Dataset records
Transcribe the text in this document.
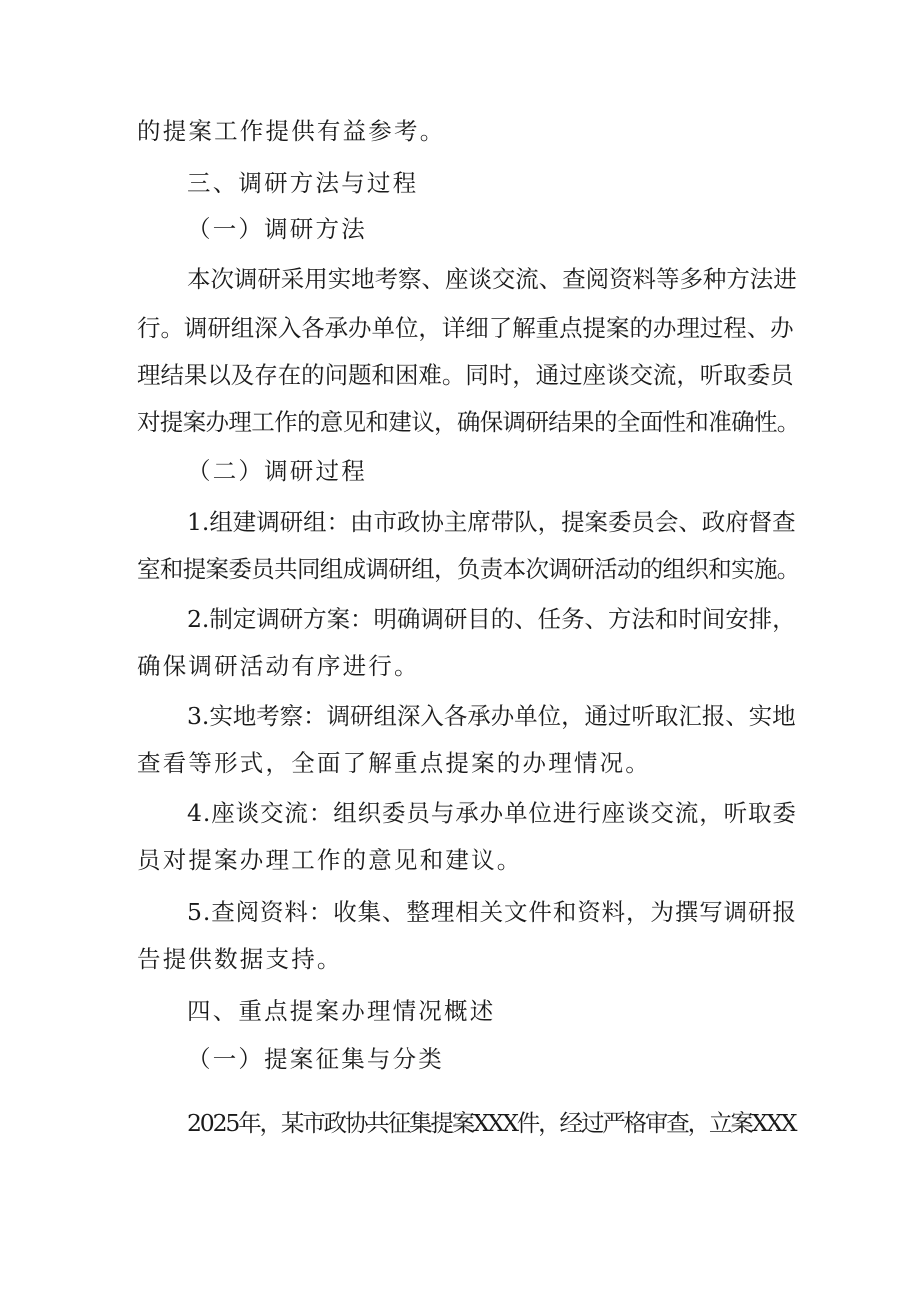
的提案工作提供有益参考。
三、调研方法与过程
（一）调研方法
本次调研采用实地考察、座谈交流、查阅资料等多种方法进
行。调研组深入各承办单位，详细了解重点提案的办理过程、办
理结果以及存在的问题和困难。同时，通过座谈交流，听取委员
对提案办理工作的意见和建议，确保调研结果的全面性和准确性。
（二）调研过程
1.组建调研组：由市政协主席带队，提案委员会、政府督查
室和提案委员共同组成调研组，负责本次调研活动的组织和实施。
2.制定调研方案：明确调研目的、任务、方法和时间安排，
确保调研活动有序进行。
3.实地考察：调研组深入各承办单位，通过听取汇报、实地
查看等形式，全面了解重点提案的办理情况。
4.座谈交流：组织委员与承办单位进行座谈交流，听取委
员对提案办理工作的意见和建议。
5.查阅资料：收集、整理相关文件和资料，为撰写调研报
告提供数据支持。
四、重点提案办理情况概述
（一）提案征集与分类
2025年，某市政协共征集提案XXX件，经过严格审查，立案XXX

* * *

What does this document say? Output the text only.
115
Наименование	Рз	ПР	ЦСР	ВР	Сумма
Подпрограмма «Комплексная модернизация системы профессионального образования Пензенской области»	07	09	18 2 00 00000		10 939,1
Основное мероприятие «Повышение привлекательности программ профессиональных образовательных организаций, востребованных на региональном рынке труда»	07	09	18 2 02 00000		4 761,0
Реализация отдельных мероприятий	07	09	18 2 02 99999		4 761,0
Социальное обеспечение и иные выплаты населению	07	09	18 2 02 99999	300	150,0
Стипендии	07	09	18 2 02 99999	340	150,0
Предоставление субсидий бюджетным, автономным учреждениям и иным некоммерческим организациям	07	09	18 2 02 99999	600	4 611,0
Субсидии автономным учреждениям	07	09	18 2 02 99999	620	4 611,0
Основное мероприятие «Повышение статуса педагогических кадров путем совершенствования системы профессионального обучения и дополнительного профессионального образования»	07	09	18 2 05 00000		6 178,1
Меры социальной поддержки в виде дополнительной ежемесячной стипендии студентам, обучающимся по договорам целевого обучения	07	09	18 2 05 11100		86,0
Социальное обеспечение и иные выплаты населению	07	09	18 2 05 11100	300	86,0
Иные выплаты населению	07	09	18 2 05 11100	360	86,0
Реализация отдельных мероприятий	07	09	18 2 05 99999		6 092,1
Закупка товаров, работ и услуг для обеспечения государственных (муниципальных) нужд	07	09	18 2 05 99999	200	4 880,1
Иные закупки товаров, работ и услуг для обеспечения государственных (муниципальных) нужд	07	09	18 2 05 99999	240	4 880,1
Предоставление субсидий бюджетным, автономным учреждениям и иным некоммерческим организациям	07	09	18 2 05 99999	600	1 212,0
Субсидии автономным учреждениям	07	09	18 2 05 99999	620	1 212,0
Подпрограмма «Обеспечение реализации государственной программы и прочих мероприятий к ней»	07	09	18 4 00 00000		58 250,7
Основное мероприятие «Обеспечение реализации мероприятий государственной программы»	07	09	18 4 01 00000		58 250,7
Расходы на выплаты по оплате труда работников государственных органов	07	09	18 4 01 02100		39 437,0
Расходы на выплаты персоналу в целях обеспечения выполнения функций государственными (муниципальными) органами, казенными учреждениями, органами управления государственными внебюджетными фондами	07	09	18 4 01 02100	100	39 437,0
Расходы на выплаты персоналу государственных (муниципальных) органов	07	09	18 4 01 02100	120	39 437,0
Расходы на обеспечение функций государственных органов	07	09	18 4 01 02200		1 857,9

--- Short exercise ---
From the records above, pull out every line containing the word "Субсидии".

--- Complete response ---
Субсидии автономным учреждениям	07	09	18 2 02 99999	620	4 611,0
Субсидии автономным учреждениям	07	09	18 2 05 99999	620	1 212,0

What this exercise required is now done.